━━━ INFORMATION SHOWN ━━━

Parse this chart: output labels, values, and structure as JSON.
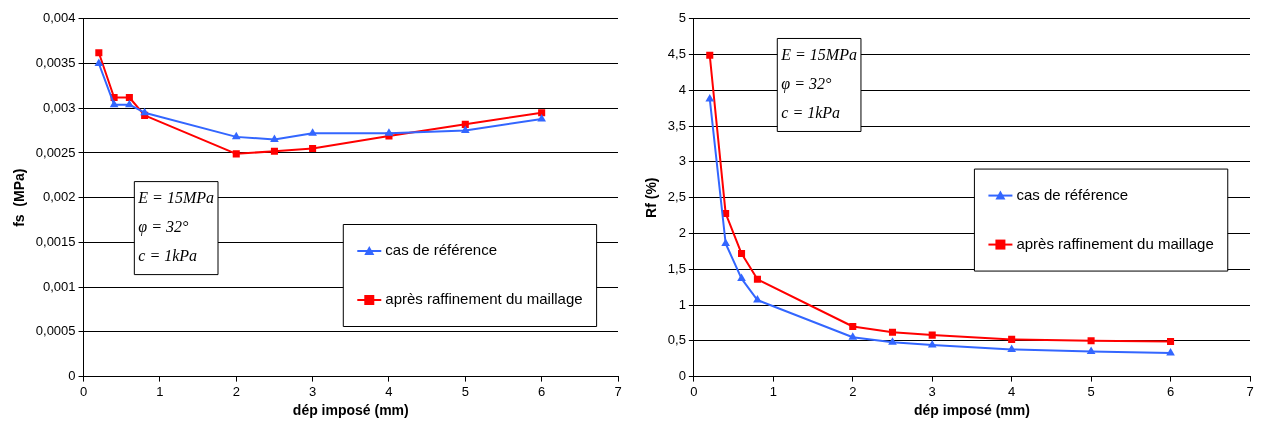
{
  "chart_data": [
    {
      "type": "line",
      "xlabel": "dép imposé (mm)",
      "ylabel": "fs  (MPa)",
      "xlim": [
        0,
        7
      ],
      "xticks": [
        0,
        1,
        2,
        3,
        4,
        5,
        6,
        7
      ],
      "ylim": [
        0,
        0.004
      ],
      "yticks": [
        0,
        {
          "value": 0.0005,
          "label": "0,0005"
        },
        {
          "value": 0.001,
          "label": "0,001"
        },
        {
          "value": 0.0015,
          "label": "0,0015"
        },
        {
          "value": 0.002,
          "label": "0,002"
        },
        {
          "value": 0.0025,
          "label": "0,0025"
        },
        {
          "value": 0.003,
          "label": "0,003"
        },
        {
          "value": 0.0035,
          "label": "0,0035"
        },
        {
          "value": 0.004,
          "label": "0,004"
        }
      ],
      "x": [
        0.2,
        0.4,
        0.6,
        0.8,
        2,
        2.5,
        3,
        4,
        5,
        6
      ],
      "series": [
        {
          "name": "cas de référence",
          "color": "#3366ff",
          "marker": "triangle",
          "values": [
            0.0035,
            0.00304,
            0.00304,
            0.00295,
            0.00268,
            0.00265,
            0.00272,
            0.00272,
            0.00275,
            0.00288
          ]
        },
        {
          "name": "après raffinement du maillage",
          "color": "#ff0000",
          "marker": "square",
          "values": [
            0.00362,
            0.00312,
            0.00312,
            0.00292,
            0.00249,
            0.00252,
            0.00255,
            0.00269,
            0.00282,
            0.00295
          ]
        }
      ],
      "annotations": [
        "E = 15MPa",
        "φ = 32°",
        "c = 1kPa"
      ],
      "grid": "y",
      "legend": "bottom right"
    },
    {
      "type": "line",
      "xlabel": "dép imposé (mm)",
      "ylabel": "Rf (%)",
      "xlim": [
        0,
        7
      ],
      "xticks": [
        0,
        1,
        2,
        3,
        4,
        5,
        6,
        7
      ],
      "ylim": [
        0,
        5
      ],
      "yticks": [
        0,
        {
          "value": 0.5,
          "label": "0,5"
        },
        1,
        {
          "value": 1.5,
          "label": "1,5"
        },
        2,
        {
          "value": 2.5,
          "label": "2,5"
        },
        3,
        {
          "value": 3.5,
          "label": "3,5"
        },
        4,
        {
          "value": 4.5,
          "label": "4,5"
        },
        5
      ],
      "x": [
        0.2,
        0.4,
        0.6,
        0.8,
        2,
        2.5,
        3,
        4,
        5,
        6
      ],
      "series": [
        {
          "name": "cas de référence",
          "color": "#3366ff",
          "marker": "triangle",
          "values": [
            3.88,
            1.86,
            1.37,
            1.07,
            0.55,
            0.48,
            0.44,
            0.38,
            0.35,
            0.33
          ]
        },
        {
          "name": "après raffinement du maillage",
          "color": "#ff0000",
          "marker": "square",
          "values": [
            4.49,
            2.28,
            1.72,
            1.36,
            0.7,
            0.62,
            0.58,
            0.52,
            0.5,
            0.49
          ]
        }
      ],
      "annotations": [
        "E = 15MPa",
        "φ = 32°",
        "c = 1kPa"
      ],
      "grid": "y",
      "legend": "right"
    }
  ]
}
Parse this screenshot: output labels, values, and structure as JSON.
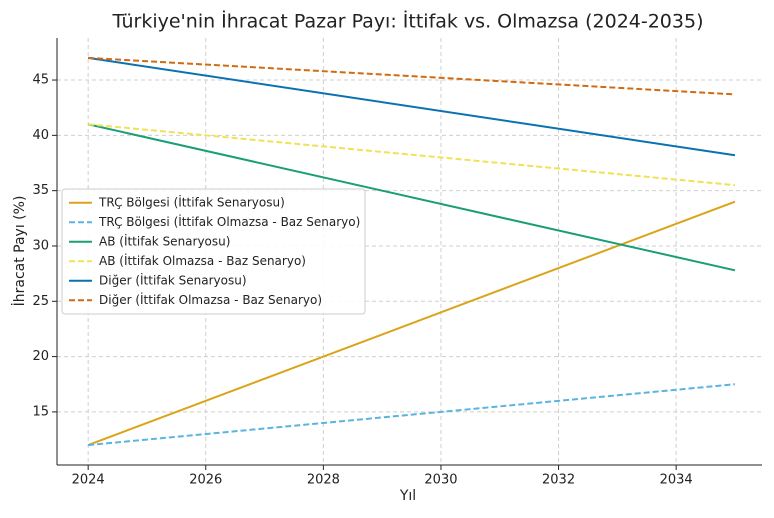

━━━

**WHAT YOU HAVE TO DO:**
Please transcribe the material above exactly as written. Leave the pictures out.

**TASK RESULT:**
Parse this chart: output labels, values, and structure as JSON.
{
  "chart_data": [
    {
      "type": "line",
      "xlabel": "dép imposé (mm)",
      "ylabel": "fs  (MPa)",
      "xlim": [
        0,
        7
      ],
      "xticks": [
        0,
        1,
        2,
        3,
        4,
        5,
        6,
        7
      ],
      "ylim": [
        0,
        0.004
      ],
      "yticks": [
        0,
        {
          "value": 0.0005,
          "label": "0,0005"
        },
        {
          "value": 0.001,
          "label": "0,001"
        },
        {
          "value": 0.0015,
          "label": "0,0015"
        },
        {
          "value": 0.002,
          "label": "0,002"
        },
        {
          "value": 0.0025,
          "label": "0,0025"
        },
        {
          "value": 0.003,
          "label": "0,003"
        },
        {
          "value": 0.0035,
          "label": "0,0035"
        },
        {
          "value": 0.004,
          "label": "0,004"
        }
      ],
      "x": [
        0.2,
        0.4,
        0.6,
        0.8,
        2,
        2.5,
        3,
        4,
        5,
        6
      ],
      "series": [
        {
          "name": "cas de référence",
          "color": "#3366ff",
          "marker": "triangle",
          "values": [
            0.0035,
            0.00304,
            0.00304,
            0.00295,
            0.00268,
            0.00265,
            0.00272,
            0.00272,
            0.00275,
            0.00288
          ]
        },
        {
          "name": "après raffinement du maillage",
          "color": "#ff0000",
          "marker": "square",
          "values": [
            0.00362,
            0.00312,
            0.00312,
            0.00292,
            0.00249,
            0.00252,
            0.00255,
            0.00269,
            0.00282,
            0.00295
          ]
        }
      ],
      "annotations": [
        "E = 15MPa",
        "φ = 32°",
        "c = 1kPa"
      ],
      "grid": "y",
      "legend": "bottom right"
    },
    {
      "type": "line",
      "xlabel": "dép imposé (mm)",
      "ylabel": "Rf (%)",
      "xlim": [
        0,
        7
      ],
      "xticks": [
        0,
        1,
        2,
        3,
        4,
        5,
        6,
        7
      ],
      "ylim": [
        0,
        5
      ],
      "yticks": [
        0,
        {
          "value": 0.5,
          "label": "0,5"
        },
        1,
        {
          "value": 1.5,
          "label": "1,5"
        },
        2,
        {
          "value": 2.5,
          "label": "2,5"
        },
        3,
        {
          "value": 3.5,
          "label": "3,5"
        },
        4,
        {
          "value": 4.5,
          "label": "4,5"
        },
        5
      ],
      "x": [
        0.2,
        0.4,
        0.6,
        0.8,
        2,
        2.5,
        3,
        4,
        5,
        6
      ],
      "series": [
        {
          "name": "cas de référence",
          "color": "#3366ff",
          "marker": "triangle",
          "values": [
            3.88,
            1.86,
            1.37,
            1.07,
            0.55,
            0.48,
            0.44,
            0.38,
            0.35,
            0.33
          ]
        },
        {
          "name": "après raffinement du maillage",
          "color": "#ff0000",
          "marker": "square",
          "values": [
            4.49,
            2.28,
            1.72,
            1.36,
            0.7,
            0.62,
            0.58,
            0.52,
            0.5,
            0.49
          ]
        }
      ],
      "annotations": [
        "E = 15MPa",
        "φ = 32°",
        "c = 1kPa"
      ],
      "grid": "y",
      "legend": "right"
    }
  ]
}
Parse this screenshot: output labels, values, and structure as JSON.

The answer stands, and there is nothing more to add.